*Written problem*
Reproduce every one of the following entries verbatim, line for line, without altering, omitting, or reordering anything.

==== Input rows

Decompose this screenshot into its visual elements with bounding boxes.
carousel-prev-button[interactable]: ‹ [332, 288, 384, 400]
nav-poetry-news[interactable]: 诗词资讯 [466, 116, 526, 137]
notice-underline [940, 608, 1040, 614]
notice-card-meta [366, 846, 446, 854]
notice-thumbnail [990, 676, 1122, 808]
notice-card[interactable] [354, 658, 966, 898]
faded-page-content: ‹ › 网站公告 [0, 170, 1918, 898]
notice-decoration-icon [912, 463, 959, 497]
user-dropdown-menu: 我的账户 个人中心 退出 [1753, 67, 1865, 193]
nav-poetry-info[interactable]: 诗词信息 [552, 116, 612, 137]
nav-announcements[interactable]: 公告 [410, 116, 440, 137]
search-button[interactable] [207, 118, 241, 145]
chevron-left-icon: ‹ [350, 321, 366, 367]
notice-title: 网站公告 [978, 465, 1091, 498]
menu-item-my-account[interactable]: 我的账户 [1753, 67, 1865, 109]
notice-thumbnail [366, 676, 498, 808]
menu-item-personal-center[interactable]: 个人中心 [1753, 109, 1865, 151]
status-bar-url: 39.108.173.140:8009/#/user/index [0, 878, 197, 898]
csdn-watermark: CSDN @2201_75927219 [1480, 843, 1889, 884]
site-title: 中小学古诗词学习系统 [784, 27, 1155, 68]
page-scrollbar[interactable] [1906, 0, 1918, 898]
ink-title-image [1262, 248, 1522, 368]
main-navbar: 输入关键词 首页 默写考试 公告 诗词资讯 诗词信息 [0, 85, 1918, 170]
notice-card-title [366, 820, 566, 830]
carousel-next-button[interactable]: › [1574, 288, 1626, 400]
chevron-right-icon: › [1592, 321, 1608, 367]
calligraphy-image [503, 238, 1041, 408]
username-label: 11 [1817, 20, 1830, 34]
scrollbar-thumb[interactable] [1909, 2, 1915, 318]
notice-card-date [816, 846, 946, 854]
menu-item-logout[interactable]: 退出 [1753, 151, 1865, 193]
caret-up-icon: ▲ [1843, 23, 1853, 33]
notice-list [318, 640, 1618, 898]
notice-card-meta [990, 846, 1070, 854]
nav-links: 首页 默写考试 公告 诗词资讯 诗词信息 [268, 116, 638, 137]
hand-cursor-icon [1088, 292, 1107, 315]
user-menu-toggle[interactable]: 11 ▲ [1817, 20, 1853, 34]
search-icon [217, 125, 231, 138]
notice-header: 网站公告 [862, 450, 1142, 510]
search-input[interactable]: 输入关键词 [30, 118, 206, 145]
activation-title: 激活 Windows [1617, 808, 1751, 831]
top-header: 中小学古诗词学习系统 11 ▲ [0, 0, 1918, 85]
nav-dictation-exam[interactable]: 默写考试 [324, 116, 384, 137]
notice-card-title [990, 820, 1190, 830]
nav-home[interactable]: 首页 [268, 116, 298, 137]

========

*Written response*
Decompose this screenshot into its visual elements with bounding boxes.
carousel-prev-button[interactable]: ‹ [332, 288, 384, 400]
nav-poetry-news[interactable]: 诗词资讯 [466, 116, 526, 137]
notice-underline [940, 608, 1040, 614]
notice-card-meta [366, 846, 446, 854]
notice-thumbnail [990, 676, 1122, 808]
notice-card[interactable] [354, 658, 966, 898]
faded-page-content: ‹ › 网站公告 [0, 170, 1918, 898]
notice-decoration-icon [912, 463, 959, 497]
user-dropdown-menu: 我的账户 个人中心 退出 [1753, 67, 1865, 193]
nav-poetry-info[interactable]: 诗词信息 [552, 116, 612, 137]
nav-announcements[interactable]: 公告 [410, 116, 440, 137]
search-button[interactable] [207, 118, 241, 145]
chevron-left-icon: ‹ [350, 321, 366, 367]
notice-title: 网站公告 [978, 465, 1091, 498]
menu-item-my-account[interactable]: 我的账户 [1753, 67, 1865, 109]
notice-thumbnail [366, 676, 498, 808]
menu-item-personal-center[interactable]: 个人中心 [1753, 109, 1865, 151]
status-bar-url: 39.108.173.140:8009/#/user/index [0, 878, 197, 898]
csdn-watermark: CSDN @2201_75927219 [1480, 843, 1889, 884]
site-title: 中小学古诗词学习系统 [784, 27, 1155, 68]
page-scrollbar[interactable] [1906, 0, 1918, 898]
ink-title-image [1262, 248, 1522, 368]
main-navbar: 输入关键词 首页 默写考试 公告 诗词资讯 诗词信息 [0, 85, 1918, 170]
notice-card-title [366, 820, 566, 830]
carousel-next-button[interactable]: › [1574, 288, 1626, 400]
chevron-right-icon: › [1592, 321, 1608, 367]
calligraphy-image [503, 238, 1041, 408]
username-label: 11 [1817, 20, 1830, 34]
scrollbar-thumb[interactable] [1909, 2, 1915, 318]
notice-card-date [816, 846, 946, 854]
menu-item-logout[interactable]: 退出 [1753, 151, 1865, 193]
caret-up-icon: ▲ [1843, 23, 1853, 33]
notice-list [318, 640, 1618, 898]
notice-card-meta [990, 846, 1070, 854]
nav-links: 首页 默写考试 公告 诗词资讯 诗词信息 [268, 116, 638, 137]
hand-cursor-icon [1088, 292, 1107, 315]
user-menu-toggle[interactable]: 11 ▲ [1817, 20, 1853, 34]
search-icon [217, 125, 231, 138]
notice-header: 网站公告 [862, 450, 1142, 510]
search-input[interactable]: 输入关键词 [30, 118, 206, 145]
activation-title: 激活 Windows [1617, 808, 1751, 831]
top-header: 中小学古诗词学习系统 11 ▲ [0, 0, 1918, 85]
nav-dictation-exam[interactable]: 默写考试 [324, 116, 384, 137]
notice-card-title [990, 820, 1190, 830]
nav-home[interactable]: 首页 [268, 116, 298, 137]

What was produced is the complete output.